### WHAT TO DO
Each entry below is to be written out exactly, and the pictures are to be left out.

Saved entries
"""

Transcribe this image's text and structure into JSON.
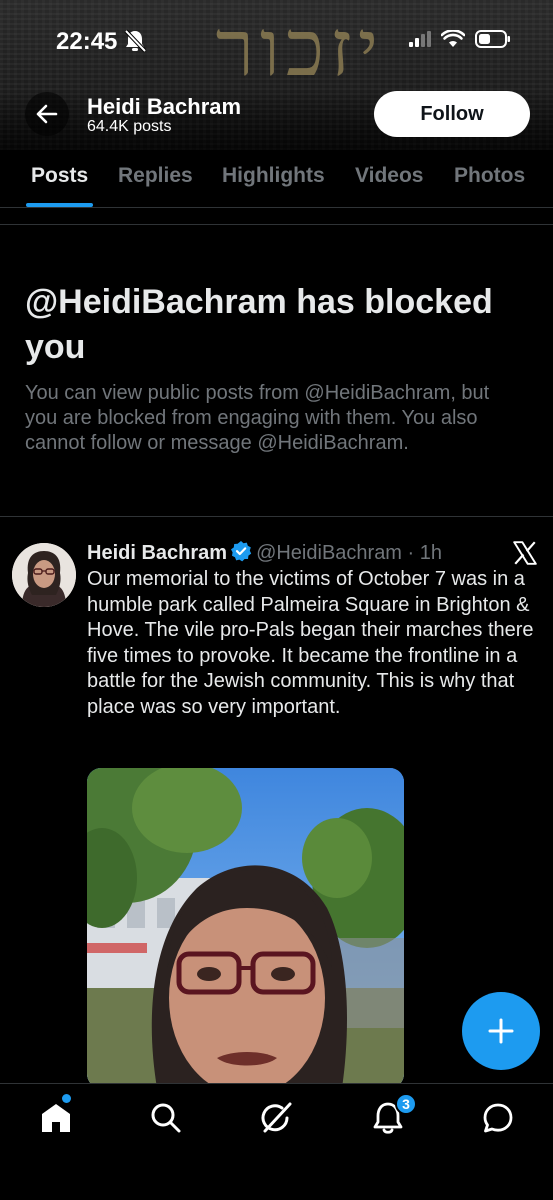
{
  "status_bar": {
    "time": "22:45"
  },
  "banner": {
    "hebrew_text": "יזכור"
  },
  "header": {
    "name": "Heidi Bachram",
    "post_count": "64.4K posts",
    "follow_label": "Follow"
  },
  "tabs": [
    {
      "label": "Posts",
      "active": true
    },
    {
      "label": "Replies",
      "active": false
    },
    {
      "label": "Highlights",
      "active": false
    },
    {
      "label": "Videos",
      "active": false
    },
    {
      "label": "Photos",
      "active": false
    }
  ],
  "blocked": {
    "title": "@HeidiBachram has blocked you",
    "description": "You can view public posts from @HeidiBachram, but you are blocked from engaging with them. You also cannot follow or message @HeidiBachram."
  },
  "post": {
    "author": "Heidi Bachram",
    "handle": "@HeidiBachram",
    "separator": "·",
    "time": "1h",
    "text": "Our memorial to the victims of October 7 was in a humble park called Palmeira Square in Brighton & Hove. The vile pro-Pals began their marches there five times to provoke. It became the frontline in a battle for the Jewish community. This is why that place was so very important."
  },
  "bottom_nav": {
    "items": [
      "home-icon",
      "search-icon",
      "grok-icon",
      "notifications-icon",
      "messages-icon"
    ],
    "notification_count": "3"
  },
  "colors": {
    "accent": "#1d9bf0",
    "background": "#000000",
    "text_primary": "#e7e9ea",
    "text_secondary": "#71767b"
  }
}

"""

### RESULT OF THIS TASK
Transcribe this image's text and structure into JSON.
{
  "status_bar": {
    "time": "22:45"
  },
  "banner": {
    "hebrew_text": "יזכור"
  },
  "header": {
    "name": "Heidi Bachram",
    "post_count": "64.4K posts",
    "follow_label": "Follow"
  },
  "tabs": [
    {
      "label": "Posts",
      "active": true
    },
    {
      "label": "Replies",
      "active": false
    },
    {
      "label": "Highlights",
      "active": false
    },
    {
      "label": "Videos",
      "active": false
    },
    {
      "label": "Photos",
      "active": false
    }
  ],
  "blocked": {
    "title": "@HeidiBachram has blocked you",
    "description": "You can view public posts from @HeidiBachram, but you are blocked from engaging with them. You also cannot follow or message @HeidiBachram."
  },
  "post": {
    "author": "Heidi Bachram",
    "handle": "@HeidiBachram",
    "separator": "·",
    "time": "1h",
    "text": "Our memorial to the victims of October 7 was in a humble park called Palmeira Square in Brighton & Hove. The vile pro-Pals began their marches there five times to provoke. It became the frontline in a battle for the Jewish community. This is why that place was so very important."
  },
  "bottom_nav": {
    "items": [
      "home-icon",
      "search-icon",
      "grok-icon",
      "notifications-icon",
      "messages-icon"
    ],
    "notification_count": "3"
  },
  "colors": {
    "accent": "#1d9bf0",
    "background": "#000000",
    "text_primary": "#e7e9ea",
    "text_secondary": "#71767b"
  }
}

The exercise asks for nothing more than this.